Source data:
# # #
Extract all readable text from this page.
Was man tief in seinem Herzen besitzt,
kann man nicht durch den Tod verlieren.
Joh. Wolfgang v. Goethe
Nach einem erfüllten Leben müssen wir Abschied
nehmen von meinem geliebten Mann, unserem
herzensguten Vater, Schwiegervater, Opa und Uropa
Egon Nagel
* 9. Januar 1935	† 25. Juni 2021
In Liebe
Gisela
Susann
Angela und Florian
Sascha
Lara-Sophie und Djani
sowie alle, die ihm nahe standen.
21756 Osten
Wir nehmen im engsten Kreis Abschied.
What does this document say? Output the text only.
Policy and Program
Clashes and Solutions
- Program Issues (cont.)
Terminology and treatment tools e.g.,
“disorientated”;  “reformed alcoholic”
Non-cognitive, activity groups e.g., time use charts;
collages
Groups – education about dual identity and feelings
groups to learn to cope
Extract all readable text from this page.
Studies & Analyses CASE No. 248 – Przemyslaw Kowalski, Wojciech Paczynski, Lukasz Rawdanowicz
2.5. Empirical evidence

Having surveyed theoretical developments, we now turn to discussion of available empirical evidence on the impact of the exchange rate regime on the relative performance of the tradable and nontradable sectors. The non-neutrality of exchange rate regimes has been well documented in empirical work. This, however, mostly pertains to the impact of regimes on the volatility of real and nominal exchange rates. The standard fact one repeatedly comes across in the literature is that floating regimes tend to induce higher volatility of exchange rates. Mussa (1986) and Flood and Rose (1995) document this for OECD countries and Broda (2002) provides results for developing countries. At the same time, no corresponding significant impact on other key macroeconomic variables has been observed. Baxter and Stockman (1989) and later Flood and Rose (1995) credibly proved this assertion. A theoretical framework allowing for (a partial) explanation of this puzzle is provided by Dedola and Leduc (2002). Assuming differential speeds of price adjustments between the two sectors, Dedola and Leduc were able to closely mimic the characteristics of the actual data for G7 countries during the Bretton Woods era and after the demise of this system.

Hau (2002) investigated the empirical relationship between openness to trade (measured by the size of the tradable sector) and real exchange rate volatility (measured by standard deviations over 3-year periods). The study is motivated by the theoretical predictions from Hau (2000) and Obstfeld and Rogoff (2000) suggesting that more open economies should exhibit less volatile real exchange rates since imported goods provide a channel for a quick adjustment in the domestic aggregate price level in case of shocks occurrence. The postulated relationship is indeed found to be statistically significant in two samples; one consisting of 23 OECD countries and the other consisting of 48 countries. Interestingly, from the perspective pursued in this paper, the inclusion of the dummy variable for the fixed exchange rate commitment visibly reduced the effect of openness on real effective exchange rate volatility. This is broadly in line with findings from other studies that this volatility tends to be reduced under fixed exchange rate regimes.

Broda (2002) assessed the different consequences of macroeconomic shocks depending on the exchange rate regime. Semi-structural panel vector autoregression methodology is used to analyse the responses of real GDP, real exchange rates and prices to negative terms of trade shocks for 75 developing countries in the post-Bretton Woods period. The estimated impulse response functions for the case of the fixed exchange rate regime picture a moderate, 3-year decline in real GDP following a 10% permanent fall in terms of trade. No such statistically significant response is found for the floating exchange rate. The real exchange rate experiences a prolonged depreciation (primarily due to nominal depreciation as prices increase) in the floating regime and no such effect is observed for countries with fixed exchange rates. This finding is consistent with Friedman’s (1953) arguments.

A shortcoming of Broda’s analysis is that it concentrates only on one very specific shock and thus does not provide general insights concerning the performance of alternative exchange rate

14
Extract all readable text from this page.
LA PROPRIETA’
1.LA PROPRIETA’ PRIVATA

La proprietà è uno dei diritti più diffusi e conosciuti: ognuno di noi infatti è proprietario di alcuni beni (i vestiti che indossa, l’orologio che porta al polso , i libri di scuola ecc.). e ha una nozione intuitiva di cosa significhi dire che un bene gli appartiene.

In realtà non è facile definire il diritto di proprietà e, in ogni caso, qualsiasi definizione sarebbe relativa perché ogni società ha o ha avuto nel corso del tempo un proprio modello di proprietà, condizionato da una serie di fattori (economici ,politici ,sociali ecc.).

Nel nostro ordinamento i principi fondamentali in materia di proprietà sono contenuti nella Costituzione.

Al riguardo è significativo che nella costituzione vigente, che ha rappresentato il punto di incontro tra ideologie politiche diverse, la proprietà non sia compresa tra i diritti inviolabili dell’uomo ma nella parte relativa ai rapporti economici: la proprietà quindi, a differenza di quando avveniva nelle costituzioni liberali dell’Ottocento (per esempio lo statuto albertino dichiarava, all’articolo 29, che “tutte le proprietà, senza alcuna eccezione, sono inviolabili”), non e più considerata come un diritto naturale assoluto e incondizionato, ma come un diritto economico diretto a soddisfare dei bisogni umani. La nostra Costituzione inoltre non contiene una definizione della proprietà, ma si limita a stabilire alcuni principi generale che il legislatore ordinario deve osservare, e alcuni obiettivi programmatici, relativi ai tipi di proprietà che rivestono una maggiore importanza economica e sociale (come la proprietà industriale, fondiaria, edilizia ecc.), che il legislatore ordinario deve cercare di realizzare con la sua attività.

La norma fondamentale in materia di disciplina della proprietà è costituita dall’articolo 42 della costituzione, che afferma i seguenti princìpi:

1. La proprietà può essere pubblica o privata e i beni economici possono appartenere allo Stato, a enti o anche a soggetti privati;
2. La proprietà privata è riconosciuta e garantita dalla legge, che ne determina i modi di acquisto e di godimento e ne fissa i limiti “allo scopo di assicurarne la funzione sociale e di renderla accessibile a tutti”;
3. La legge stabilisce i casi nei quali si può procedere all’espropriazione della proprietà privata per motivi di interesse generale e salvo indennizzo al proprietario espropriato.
# # #
Your goal: Each line of the material above needs to be quoted exactly, please.

Task answer:
Extract all readable text from this page.
Was man tief in seinem Herzen besitzt,
kann man nicht durch den Tod verlieren.
Joh. Wolfgang v. Goethe
Nach einem erfüllten Leben müssen wir Abschied
nehmen von meinem geliebten Mann, unserem
herzensguten Vater, Schwiegervater, Opa und Uropa
Egon Nagel
* 9. Januar 1935	† 25. Juni 2021
In Liebe
Gisela
Susann
Angela und Florian
Sascha
Lara-Sophie und Djani
sowie alle, die ihm nahe standen.
21756 Osten
Wir nehmen im engsten Kreis Abschied.
What does this document say? Output the text only.
Policy and Program
Clashes and Solutions
- Program Issues (cont.)
Terminology and treatment tools e.g.,
“disorientated”;  “reformed alcoholic”
Non-cognitive, activity groups e.g., time use charts;
collages
Groups – education about dual identity and feelings
groups to learn to cope
Extract all readable text from this page.
Studies & Analyses CASE No. 248 – Przemyslaw Kowalski, Wojciech Paczynski, Lukasz Rawdanowicz
2.5. Empirical evidence

Having surveyed theoretical developments, we now turn to discussion of available empirical evidence on the impact of the exchange rate regime on the relative performance of the tradable and nontradable sectors. The non-neutrality of exchange rate regimes has been well documented in empirical work. This, however, mostly pertains to the impact of regimes on the volatility of real and nominal exchange rates. The standard fact one repeatedly comes across in the literature is that floating regimes tend to induce higher volatility of exchange rates. Mussa (1986) and Flood and Rose (1995) document this for OECD countries and Broda (2002) provides results for developing countries. At the same time, no corresponding significant impact on other key macroeconomic variables has been observed. Baxter and Stockman (1989) and later Flood and Rose (1995) credibly proved this assertion. A theoretical framework allowing for (a partial) explanation of this puzzle is provided by Dedola and Leduc (2002). Assuming differential speeds of price adjustments between the two sectors, Dedola and Leduc were able to closely mimic the characteristics of the actual data for G7 countries during the Bretton Woods era and after the demise of this system.

Hau (2002) investigated the empirical relationship between openness to trade (measured by the size of the tradable sector) and real exchange rate volatility (measured by standard deviations over 3-year periods). The study is motivated by the theoretical predictions from Hau (2000) and Obstfeld and Rogoff (2000) suggesting that more open economies should exhibit less volatile real exchange rates since imported goods provide a channel for a quick adjustment in the domestic aggregate price level in case of shocks occurrence. The postulated relationship is indeed found to be statistically significant in two samples; one consisting of 23 OECD countries and the other consisting of 48 countries. Interestingly, from the perspective pursued in this paper, the inclusion of the dummy variable for the fixed exchange rate commitment visibly reduced the effect of openness on real effective exchange rate volatility. This is broadly in line with findings from other studies that this volatility tends to be reduced under fixed exchange rate regimes.

Broda (2002) assessed the different consequences of macroeconomic shocks depending on the exchange rate regime. Semi-structural panel vector autoregression methodology is used to analyse the responses of real GDP, real exchange rates and prices to negative terms of trade shocks for 75 developing countries in the post-Bretton Woods period. The estimated impulse response functions for the case of the fixed exchange rate regime picture a moderate, 3-year decline in real GDP following a 10% permanent fall in terms of trade. No such statistically significant response is found for the floating exchange rate. The real exchange rate experiences a prolonged depreciation (primarily due to nominal depreciation as prices increase) in the floating regime and no such effect is observed for countries with fixed exchange rates. This finding is consistent with Friedman’s (1953) arguments.

A shortcoming of Broda’s analysis is that it concentrates only on one very specific shock and thus does not provide general insights concerning the performance of alternative exchange rate

14
Extract all readable text from this page.
LA PROPRIETA’
1.LA PROPRIETA’ PRIVATA

La proprietà è uno dei diritti più diffusi e conosciuti: ognuno di noi infatti è proprietario di alcuni beni (i vestiti che indossa, l’orologio che porta al polso , i libri di scuola ecc.). e ha una nozione intuitiva di cosa significhi dire che un bene gli appartiene.

In realtà non è facile definire il diritto di proprietà e, in ogni caso, qualsiasi definizione sarebbe relativa perché ogni società ha o ha avuto nel corso del tempo un proprio modello di proprietà, condizionato da una serie di fattori (economici ,politici ,sociali ecc.).

Nel nostro ordinamento i principi fondamentali in materia di proprietà sono contenuti nella Costituzione.

Al riguardo è significativo che nella costituzione vigente, che ha rappresentato il punto di incontro tra ideologie politiche diverse, la proprietà non sia compresa tra i diritti inviolabili dell’uomo ma nella parte relativa ai rapporti economici: la proprietà quindi, a differenza di quando avveniva nelle costituzioni liberali dell’Ottocento (per esempio lo statuto albertino dichiarava, all’articolo 29, che “tutte le proprietà, senza alcuna eccezione, sono inviolabili”), non e più considerata come un diritto naturale assoluto e incondizionato, ma come un diritto economico diretto a soddisfare dei bisogni umani. La nostra Costituzione inoltre non contiene una definizione della proprietà, ma si limita a stabilire alcuni principi generale che il legislatore ordinario deve osservare, e alcuni obiettivi programmatici, relativi ai tipi di proprietà che rivestono una maggiore importanza economica e sociale (come la proprietà industriale, fondiaria, edilizia ecc.), che il legislatore ordinario deve cercare di realizzare con la sua attività.

La norma fondamentale in materia di disciplina della proprietà è costituita dall’articolo 42 della costituzione, che afferma i seguenti princìpi:

1. La proprietà può essere pubblica o privata e i beni economici possono appartenere allo Stato, a enti o anche a soggetti privati;
2. La proprietà privata è riconosciuta e garantita dalla legge, che ne determina i modi di acquisto e di godimento e ne fissa i limiti “allo scopo di assicurarne la funzione sociale e di renderla accessibile a tutti”;
3. La legge stabilisce i casi nei quali si può procedere all’espropriazione della proprietà privata per motivi di interesse generale e salvo indennizzo al proprietario espropriato.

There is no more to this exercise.